Provided records:
——

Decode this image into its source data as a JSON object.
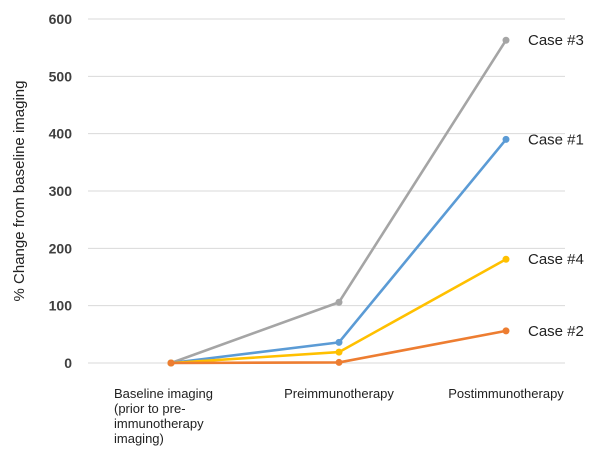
{
  "chart_data": {
    "type": "line",
    "title": "",
    "ylabel": "% Change from baseline imaging",
    "xlabel": "",
    "ylim": [
      0,
      600
    ],
    "yticks": [
      0,
      100,
      200,
      300,
      400,
      500,
      600
    ],
    "grid": true,
    "categories": [
      [
        "Baseline imaging",
        "(prior to pre-",
        "immunotherapy",
        "imaging)"
      ],
      [
        "Preimmunotherapy"
      ],
      [
        "Postimmunotherapy"
      ]
    ],
    "series": [
      {
        "name": "Case #3",
        "color": "#a5a5a5",
        "values": [
          0,
          106,
          563
        ]
      },
      {
        "name": "Case #1",
        "color": "#5b9bd5",
        "values": [
          0,
          36,
          390
        ]
      },
      {
        "name": "Case #4",
        "color": "#ffc000",
        "values": [
          0,
          19,
          181
        ]
      },
      {
        "name": "Case #2",
        "color": "#ed7d31",
        "values": [
          0,
          1,
          56
        ]
      }
    ]
  }
}
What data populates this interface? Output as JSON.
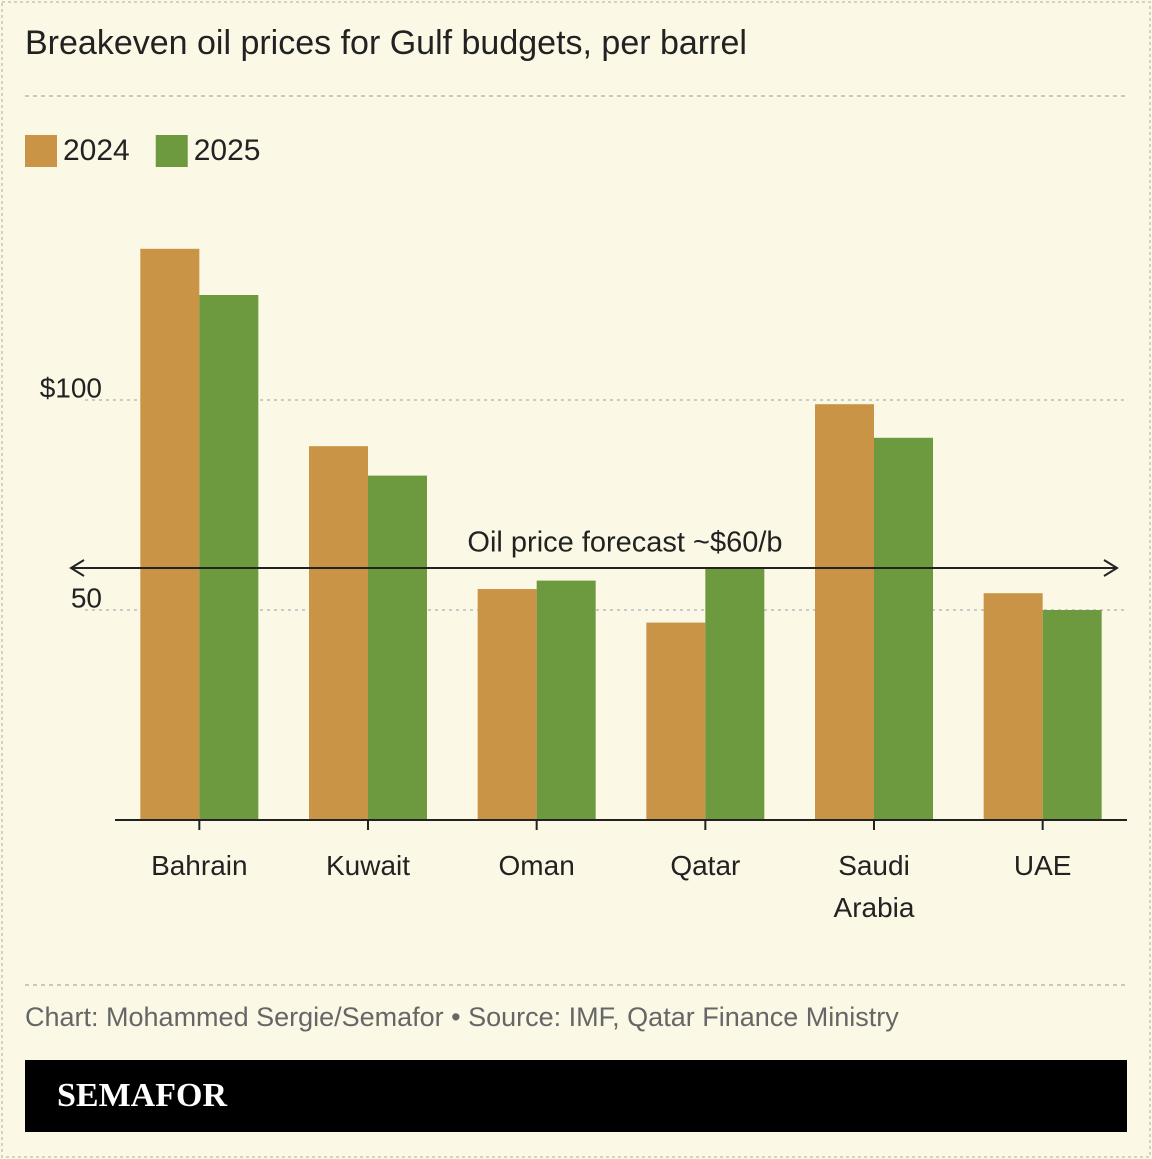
{
  "chart_data": {
    "type": "bar",
    "title": "Breakeven oil prices for Gulf budgets, per barrel",
    "categories": [
      "Bahrain",
      "Kuwait",
      "Oman",
      "Qatar",
      "Saudi Arabia",
      "UAE"
    ],
    "series": [
      {
        "name": "2024",
        "color": "#c99445",
        "values": [
          136,
          89,
          55,
          47,
          99,
          54
        ]
      },
      {
        "name": "2025",
        "color": "#6e9a3f",
        "values": [
          125,
          82,
          57,
          60,
          91,
          50
        ]
      }
    ],
    "ylim": [
      0,
      140
    ],
    "yticks": [
      50,
      {
        "value": 100,
        "label": "$100"
      }
    ],
    "grid": true,
    "reference_line": {
      "value": 60,
      "label": "Oil price forecast ~$60/b"
    },
    "source": "Chart: Mohammed Sergie/Semafor • Source: IMF, Qatar Finance Ministry",
    "brand": "SEMAFOR"
  }
}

——

What is being asked:
Extract the lines beginning with the one that contains "What data populates" and ending with the last line of the listing. Keep them exact and drop the pictures.

Complete answer:
What data populates this interface? Output as JSON.
{
  "chart_data": {
    "type": "bar",
    "title": "Breakeven oil prices for Gulf budgets, per barrel",
    "categories": [
      "Bahrain",
      "Kuwait",
      "Oman",
      "Qatar",
      "Saudi Arabia",
      "UAE"
    ],
    "series": [
      {
        "name": "2024",
        "color": "#c99445",
        "values": [
          136,
          89,
          55,
          47,
          99,
          54
        ]
      },
      {
        "name": "2025",
        "color": "#6e9a3f",
        "values": [
          125,
          82,
          57,
          60,
          91,
          50
        ]
      }
    ],
    "ylim": [
      0,
      140
    ],
    "yticks": [
      50,
      {
        "value": 100,
        "label": "$100"
      }
    ],
    "grid": true,
    "reference_line": {
      "value": 60,
      "label": "Oil price forecast ~$60/b"
    },
    "source": "Chart: Mohammed Sergie/Semafor • Source: IMF, Qatar Finance Ministry",
    "brand": "SEMAFOR"
  }
}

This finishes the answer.